[Records from a collection]
○ ○ ○ ○ ○
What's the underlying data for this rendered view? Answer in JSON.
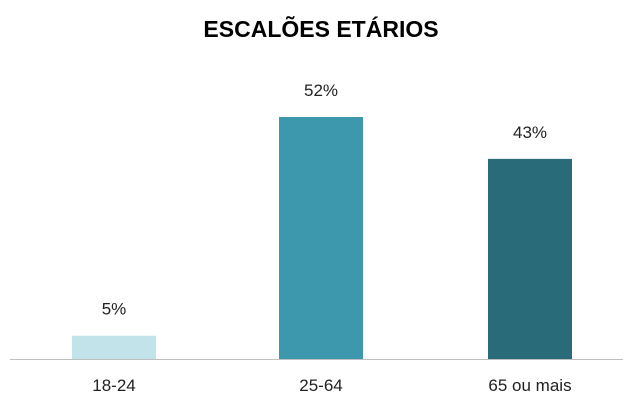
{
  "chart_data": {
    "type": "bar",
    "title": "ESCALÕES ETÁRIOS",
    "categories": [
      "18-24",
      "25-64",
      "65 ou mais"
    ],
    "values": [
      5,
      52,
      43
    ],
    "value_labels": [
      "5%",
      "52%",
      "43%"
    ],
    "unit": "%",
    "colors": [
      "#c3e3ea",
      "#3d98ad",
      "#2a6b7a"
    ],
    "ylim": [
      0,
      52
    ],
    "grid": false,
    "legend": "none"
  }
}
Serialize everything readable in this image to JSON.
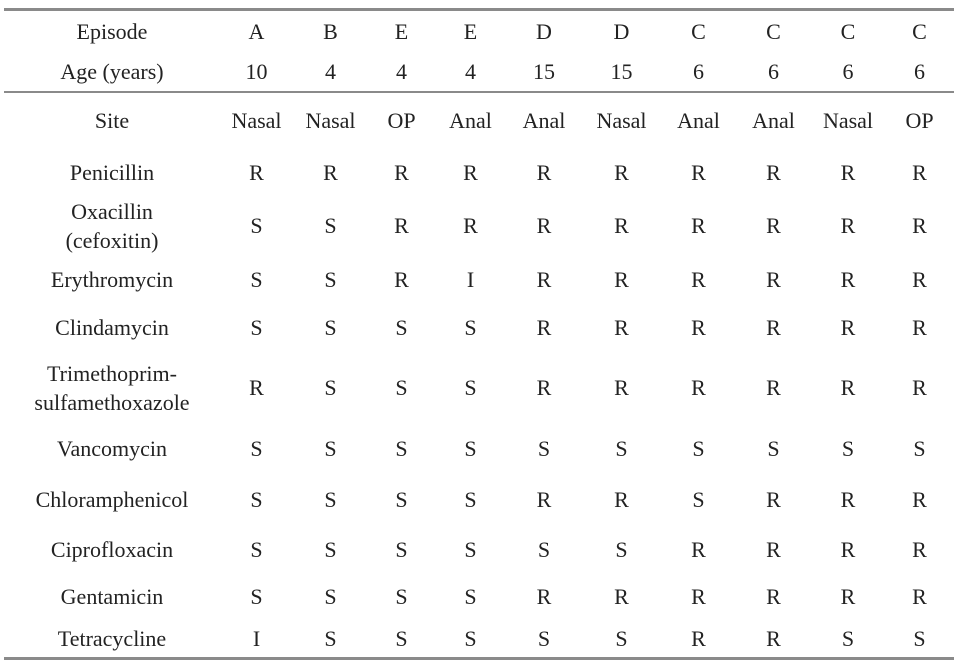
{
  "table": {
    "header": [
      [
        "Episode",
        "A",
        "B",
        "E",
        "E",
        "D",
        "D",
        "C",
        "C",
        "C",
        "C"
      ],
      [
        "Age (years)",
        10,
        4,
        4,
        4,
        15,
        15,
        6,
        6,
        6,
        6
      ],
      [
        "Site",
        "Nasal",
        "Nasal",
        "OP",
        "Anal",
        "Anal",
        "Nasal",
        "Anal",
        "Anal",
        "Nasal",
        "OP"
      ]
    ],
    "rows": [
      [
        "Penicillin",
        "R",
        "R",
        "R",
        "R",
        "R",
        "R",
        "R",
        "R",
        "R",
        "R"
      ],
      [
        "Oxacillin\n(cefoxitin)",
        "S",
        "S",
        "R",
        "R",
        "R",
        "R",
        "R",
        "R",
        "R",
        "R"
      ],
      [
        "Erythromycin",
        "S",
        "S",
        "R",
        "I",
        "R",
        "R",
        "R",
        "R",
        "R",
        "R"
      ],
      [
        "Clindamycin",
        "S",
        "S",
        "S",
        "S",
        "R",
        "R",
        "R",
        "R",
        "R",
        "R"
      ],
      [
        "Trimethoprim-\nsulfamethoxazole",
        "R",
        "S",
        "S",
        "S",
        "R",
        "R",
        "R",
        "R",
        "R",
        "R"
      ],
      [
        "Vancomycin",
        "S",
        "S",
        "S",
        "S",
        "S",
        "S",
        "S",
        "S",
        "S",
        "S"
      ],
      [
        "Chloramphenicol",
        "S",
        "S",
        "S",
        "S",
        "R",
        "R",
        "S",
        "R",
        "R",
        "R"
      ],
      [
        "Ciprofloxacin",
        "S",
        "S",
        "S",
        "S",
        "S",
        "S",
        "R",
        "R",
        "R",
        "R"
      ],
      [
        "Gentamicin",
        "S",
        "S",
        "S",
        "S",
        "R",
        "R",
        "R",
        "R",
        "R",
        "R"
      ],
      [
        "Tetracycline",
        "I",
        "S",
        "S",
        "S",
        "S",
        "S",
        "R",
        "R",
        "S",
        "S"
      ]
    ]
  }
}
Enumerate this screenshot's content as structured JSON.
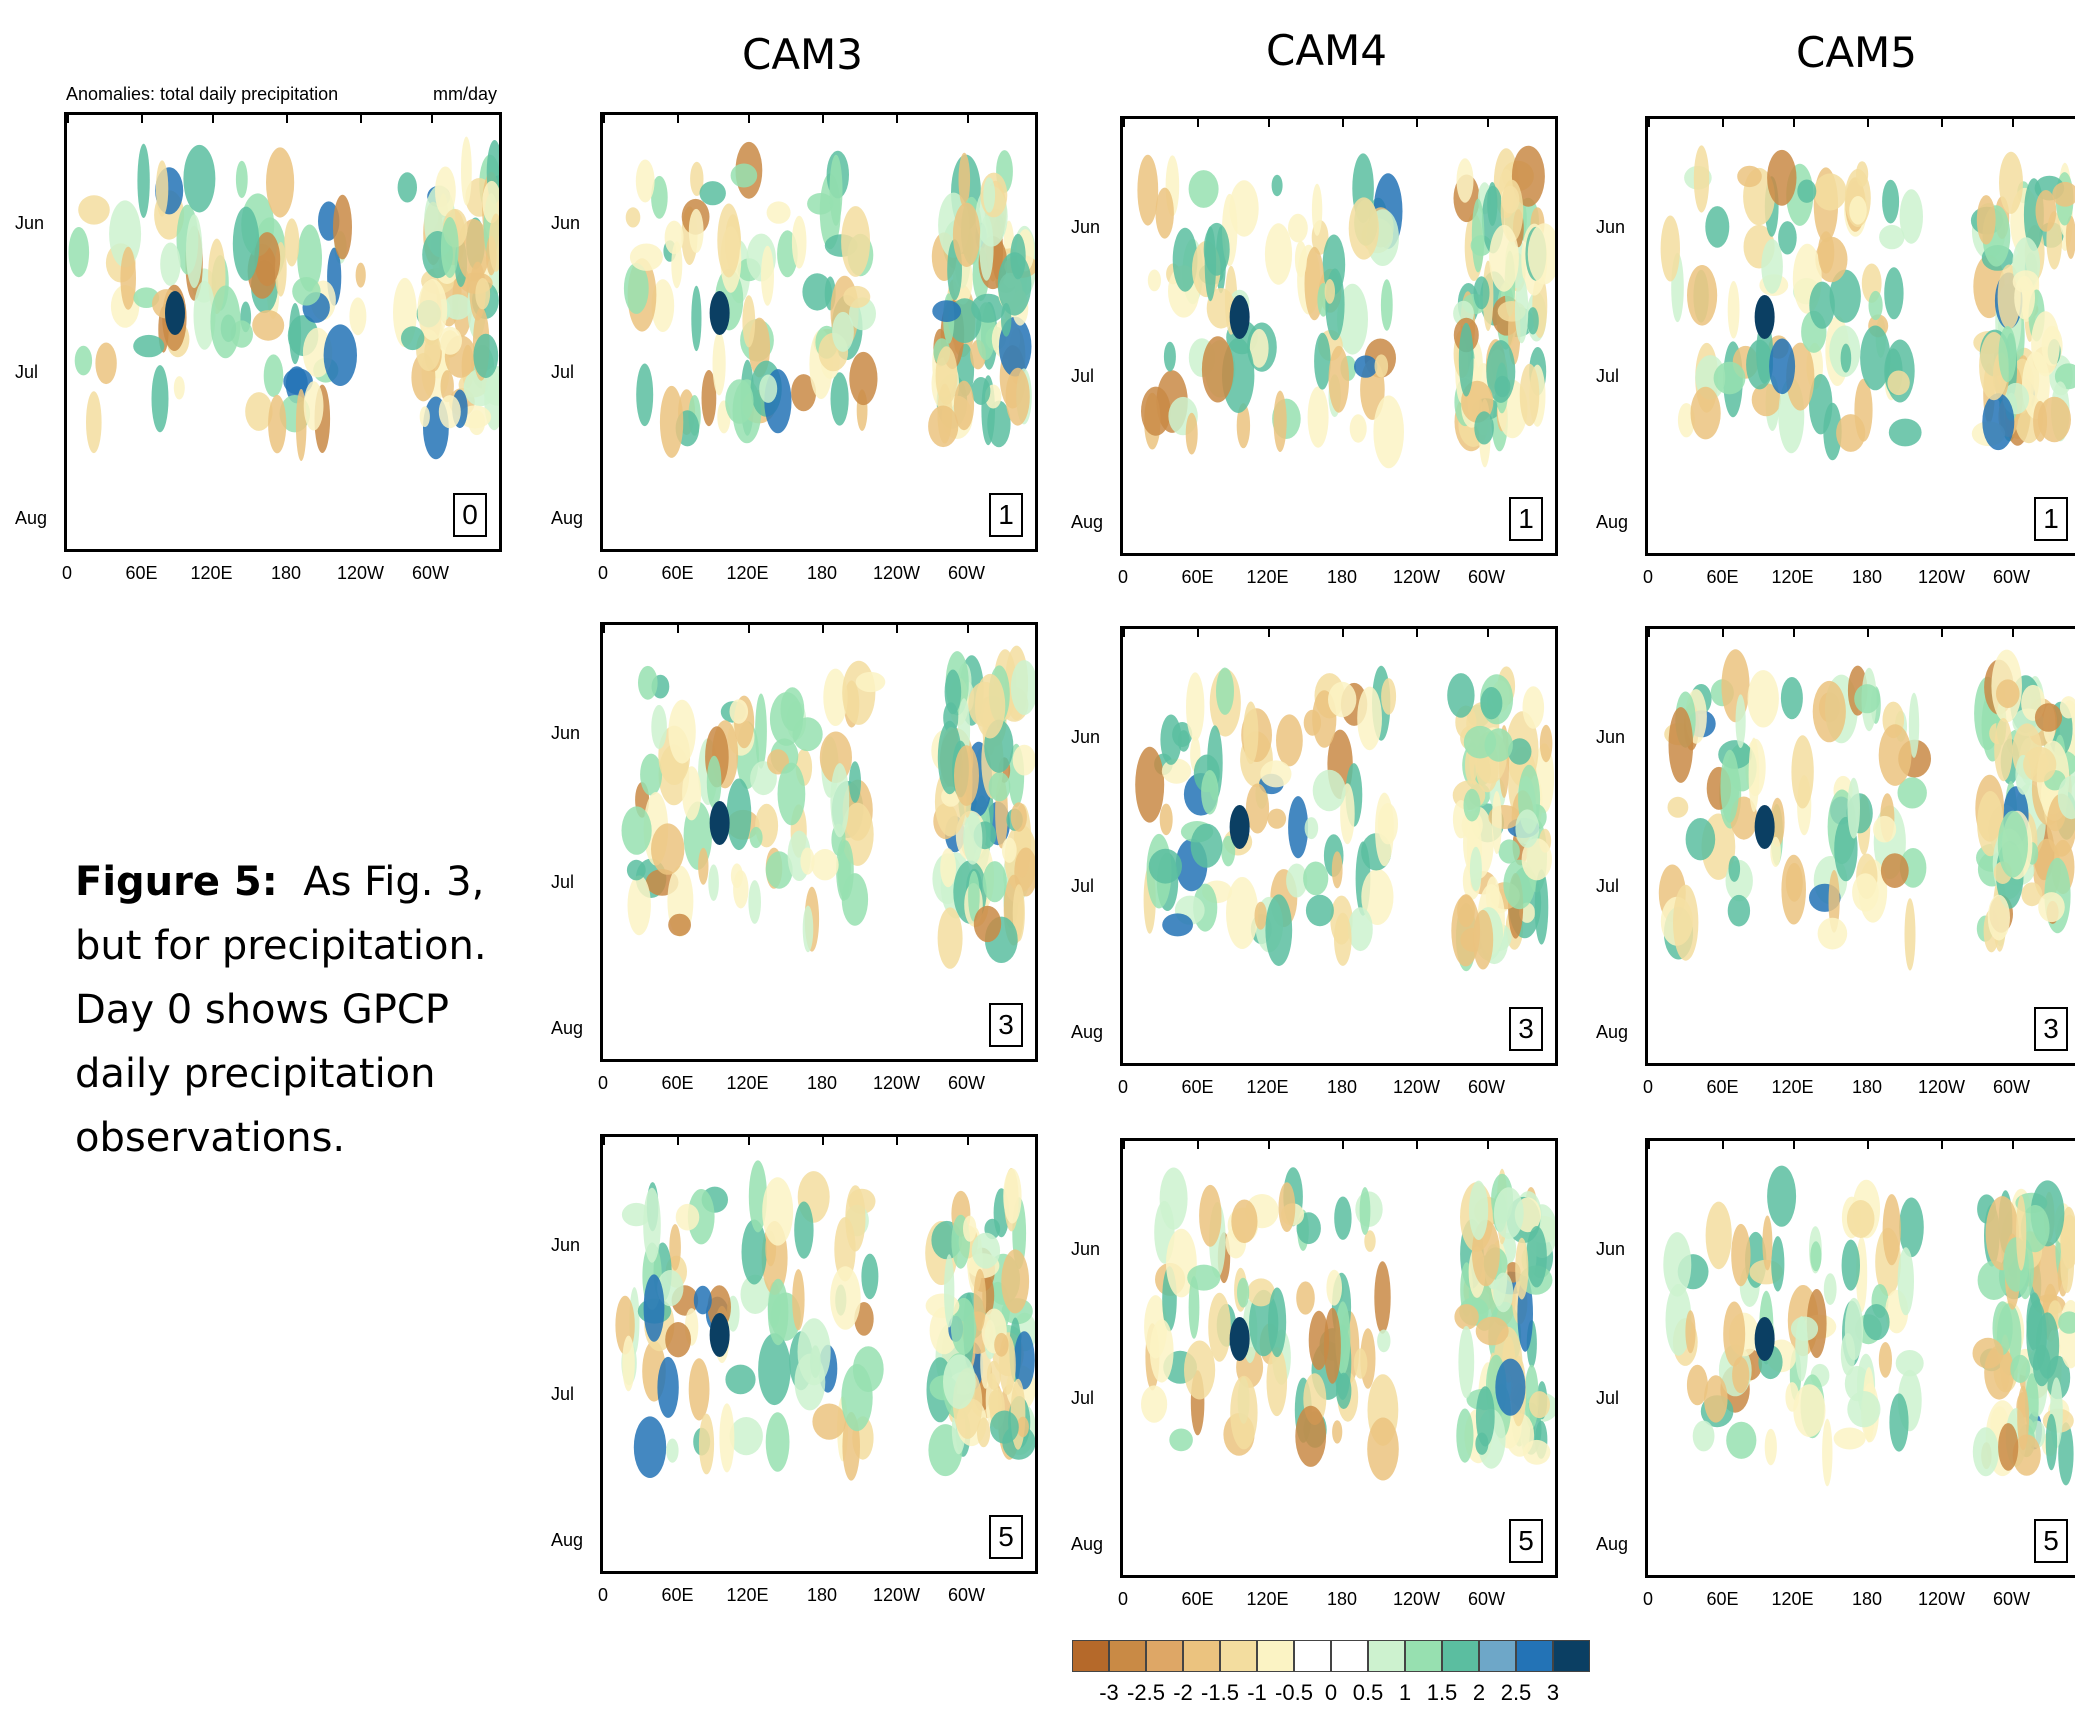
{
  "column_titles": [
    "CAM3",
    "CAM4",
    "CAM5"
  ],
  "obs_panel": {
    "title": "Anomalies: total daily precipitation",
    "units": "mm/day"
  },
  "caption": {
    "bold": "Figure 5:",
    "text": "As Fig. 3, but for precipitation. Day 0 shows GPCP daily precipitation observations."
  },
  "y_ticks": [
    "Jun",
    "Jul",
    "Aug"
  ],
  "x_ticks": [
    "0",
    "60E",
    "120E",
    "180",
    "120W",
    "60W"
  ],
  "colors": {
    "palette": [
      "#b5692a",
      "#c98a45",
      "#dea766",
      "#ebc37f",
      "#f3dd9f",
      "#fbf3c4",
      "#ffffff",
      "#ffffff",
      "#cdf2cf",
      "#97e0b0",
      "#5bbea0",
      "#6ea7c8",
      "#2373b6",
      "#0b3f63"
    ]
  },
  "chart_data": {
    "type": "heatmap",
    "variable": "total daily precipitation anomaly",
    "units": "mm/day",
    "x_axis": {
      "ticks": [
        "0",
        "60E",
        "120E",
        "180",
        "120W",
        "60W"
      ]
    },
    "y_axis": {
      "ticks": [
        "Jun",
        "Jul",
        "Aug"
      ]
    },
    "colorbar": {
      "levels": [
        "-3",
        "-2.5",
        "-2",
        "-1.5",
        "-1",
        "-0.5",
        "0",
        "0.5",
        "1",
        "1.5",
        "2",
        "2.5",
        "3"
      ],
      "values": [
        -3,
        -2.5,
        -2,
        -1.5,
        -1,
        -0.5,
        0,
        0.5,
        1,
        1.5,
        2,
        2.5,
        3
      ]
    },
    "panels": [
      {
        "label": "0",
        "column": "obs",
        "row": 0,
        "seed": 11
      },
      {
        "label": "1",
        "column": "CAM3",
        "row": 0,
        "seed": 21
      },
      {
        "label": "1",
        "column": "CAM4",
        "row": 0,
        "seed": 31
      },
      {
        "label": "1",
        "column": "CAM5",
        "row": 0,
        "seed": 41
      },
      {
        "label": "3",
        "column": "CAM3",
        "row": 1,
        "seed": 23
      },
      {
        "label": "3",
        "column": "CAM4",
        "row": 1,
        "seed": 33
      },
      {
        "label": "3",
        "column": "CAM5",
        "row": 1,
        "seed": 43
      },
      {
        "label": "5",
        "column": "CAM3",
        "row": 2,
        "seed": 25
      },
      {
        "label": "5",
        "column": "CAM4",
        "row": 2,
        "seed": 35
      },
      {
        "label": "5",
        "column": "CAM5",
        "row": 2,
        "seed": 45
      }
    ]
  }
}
○ ○ ○ ○ ○
▶ _Stated exercise_: Return each line of the data that contains the string "daily".

▶ _Finished task_:
    "title": "Anomalies: total daily precipitation",
    "text": "As Fig. 3, but for precipitation. Day 0 shows GPCP daily precipitation observations."
    "variable": "total daily precipitation anomaly",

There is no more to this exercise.